§ **Selection**
***
Arkansas native Brandon Thrash is the new specialty chef for the Kitchen at Wind Creek Casino and Hotel in Atmore.

Thrash began working at the hotel in March. He manages and leads cooking demonstrations for large groups as well as personal, hands-on culinary studio classes.

Thrash made his way to Atmore from southwest Arkansas. He went to culinary school at Sullivan University in Louisville, Ky., where he earned his associate’s degree in applied science.

“After I graduated there, I moved to Tulsa (Oklahoma), just about a couple months after graduation, and ran a four-diamond restaurant (Polo Grill),” Thrash said.

Thrash ran the Polo Grill for four-and-a-half years, and then started to cook for a regular cooking segment on a nationally syndicated TV show, Make Your Day Count. He was then recruited by Oklahoma State University to teach.
***
§ **Work to complete**
• 1. Answer these questions from the article about chef Brandon Thrash, one line each.
(a) In what month did Thrash begin working at the hotel?
(b) Where did he go to culinary school?
(c) For how long did he run the Polo Grill?
• 2. Translate this sentence from the article about chef Brandon Thrash into Spanish: "Thrash made his way to Atmore from southwest Arkansas."

§ **Supplied records**
***
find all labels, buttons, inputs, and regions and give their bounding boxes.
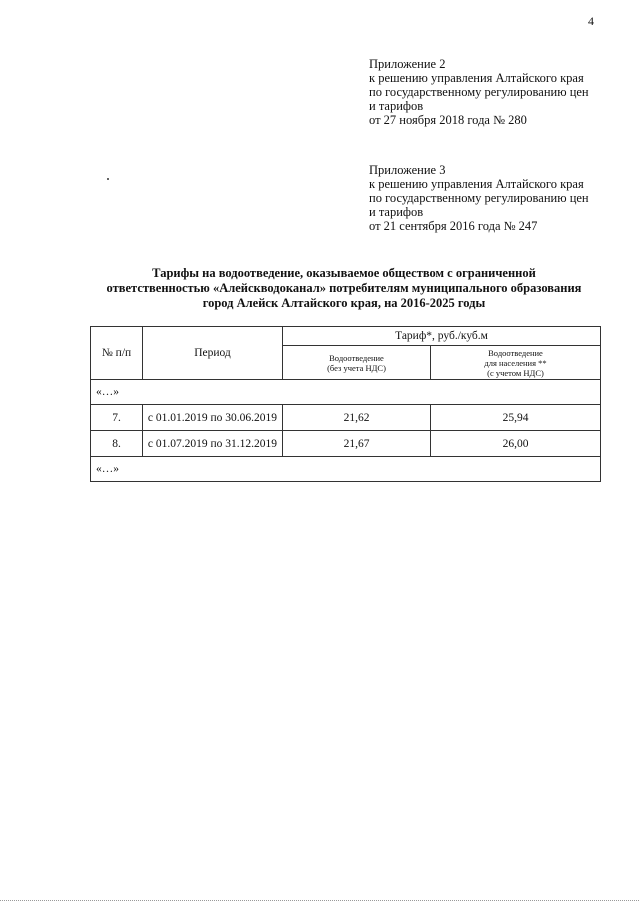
***
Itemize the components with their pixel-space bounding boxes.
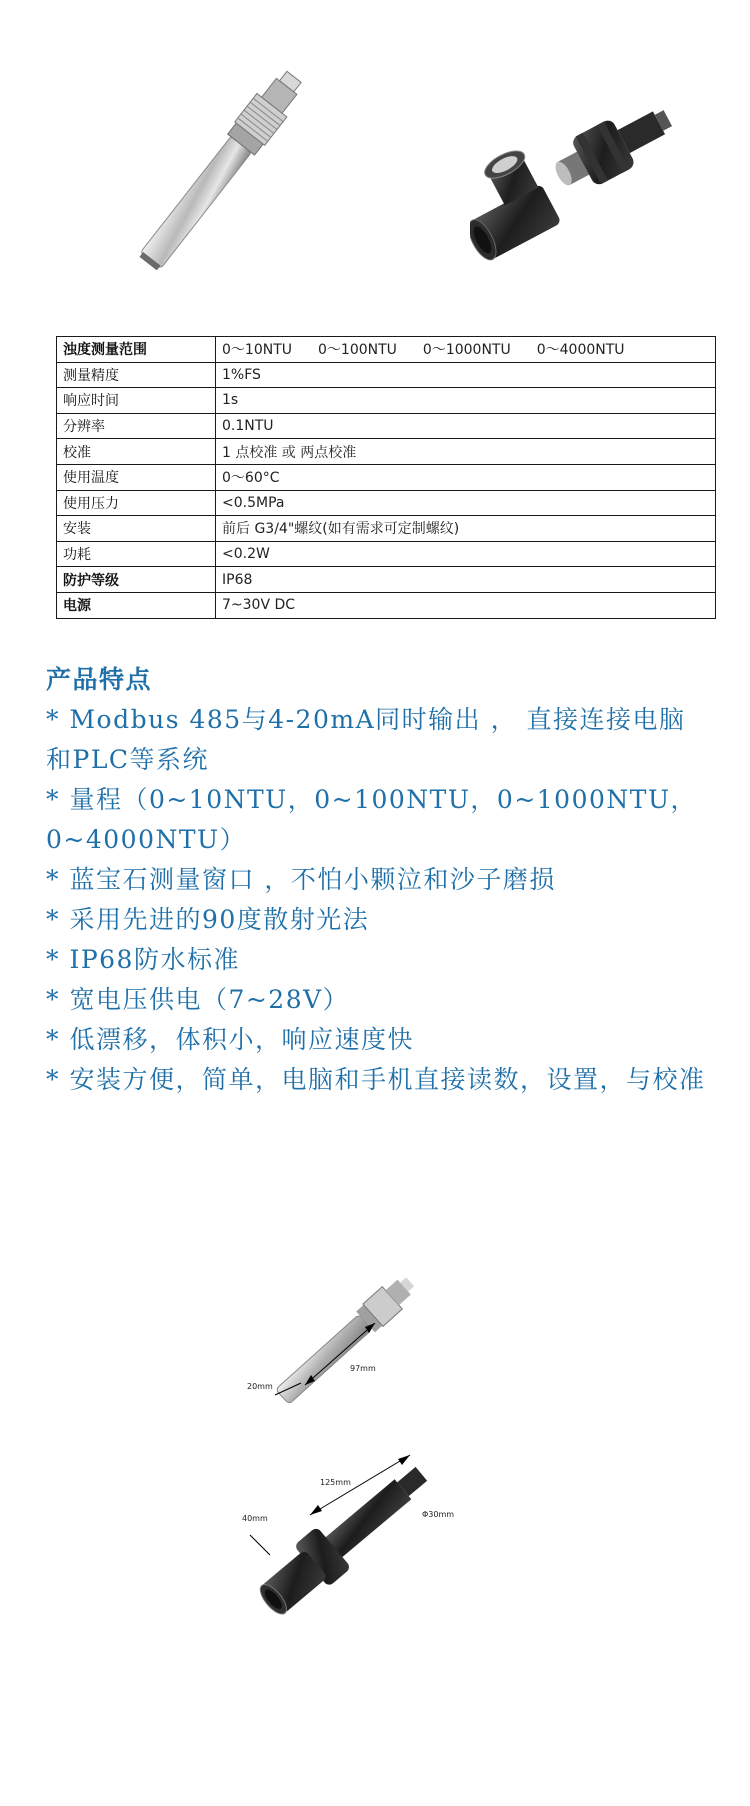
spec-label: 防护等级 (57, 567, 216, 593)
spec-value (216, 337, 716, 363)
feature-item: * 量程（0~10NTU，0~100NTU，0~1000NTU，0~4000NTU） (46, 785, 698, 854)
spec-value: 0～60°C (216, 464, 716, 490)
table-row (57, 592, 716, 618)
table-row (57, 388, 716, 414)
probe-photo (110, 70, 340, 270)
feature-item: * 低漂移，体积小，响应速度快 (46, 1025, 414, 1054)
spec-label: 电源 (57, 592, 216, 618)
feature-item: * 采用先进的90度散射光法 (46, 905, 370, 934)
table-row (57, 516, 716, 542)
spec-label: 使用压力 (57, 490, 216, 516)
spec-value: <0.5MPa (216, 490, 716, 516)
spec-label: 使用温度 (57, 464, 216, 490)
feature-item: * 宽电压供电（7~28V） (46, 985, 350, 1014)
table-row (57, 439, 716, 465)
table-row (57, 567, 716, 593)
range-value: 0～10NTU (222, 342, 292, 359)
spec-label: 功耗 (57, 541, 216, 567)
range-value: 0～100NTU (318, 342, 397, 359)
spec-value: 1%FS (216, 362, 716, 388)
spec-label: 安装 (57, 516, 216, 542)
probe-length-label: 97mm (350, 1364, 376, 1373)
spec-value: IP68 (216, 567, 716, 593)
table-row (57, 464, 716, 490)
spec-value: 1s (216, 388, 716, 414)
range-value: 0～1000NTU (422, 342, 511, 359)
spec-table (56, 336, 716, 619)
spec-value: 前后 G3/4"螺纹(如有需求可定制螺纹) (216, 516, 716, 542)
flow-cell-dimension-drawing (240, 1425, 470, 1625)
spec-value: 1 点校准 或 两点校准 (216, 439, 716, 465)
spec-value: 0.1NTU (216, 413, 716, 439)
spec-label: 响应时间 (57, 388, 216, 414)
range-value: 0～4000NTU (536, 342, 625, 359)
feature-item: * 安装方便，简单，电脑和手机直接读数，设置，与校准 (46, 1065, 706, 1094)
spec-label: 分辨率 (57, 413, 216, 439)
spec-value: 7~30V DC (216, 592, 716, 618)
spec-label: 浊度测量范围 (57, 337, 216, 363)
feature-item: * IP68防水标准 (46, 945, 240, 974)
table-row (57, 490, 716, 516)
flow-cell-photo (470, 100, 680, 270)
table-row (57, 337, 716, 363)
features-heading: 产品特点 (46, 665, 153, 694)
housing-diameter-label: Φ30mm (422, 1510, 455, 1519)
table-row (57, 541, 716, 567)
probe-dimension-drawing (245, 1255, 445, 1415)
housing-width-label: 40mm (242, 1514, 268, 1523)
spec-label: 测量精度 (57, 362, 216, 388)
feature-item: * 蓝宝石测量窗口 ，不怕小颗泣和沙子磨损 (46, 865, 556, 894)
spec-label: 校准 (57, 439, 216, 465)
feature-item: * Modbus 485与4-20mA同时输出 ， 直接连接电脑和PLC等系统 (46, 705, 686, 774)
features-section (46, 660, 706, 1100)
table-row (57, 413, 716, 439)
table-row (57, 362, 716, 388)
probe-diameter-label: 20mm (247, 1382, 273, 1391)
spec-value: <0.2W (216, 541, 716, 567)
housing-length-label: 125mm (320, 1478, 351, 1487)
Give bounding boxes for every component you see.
***
§ **Solutions to each task**
• 1.
(a) March
(b) Sullivan University in Louisville, Ky.
(c) Four-and-a-half years

• 2. Thrash llegó a Atmore desde el suroeste de Arkansas.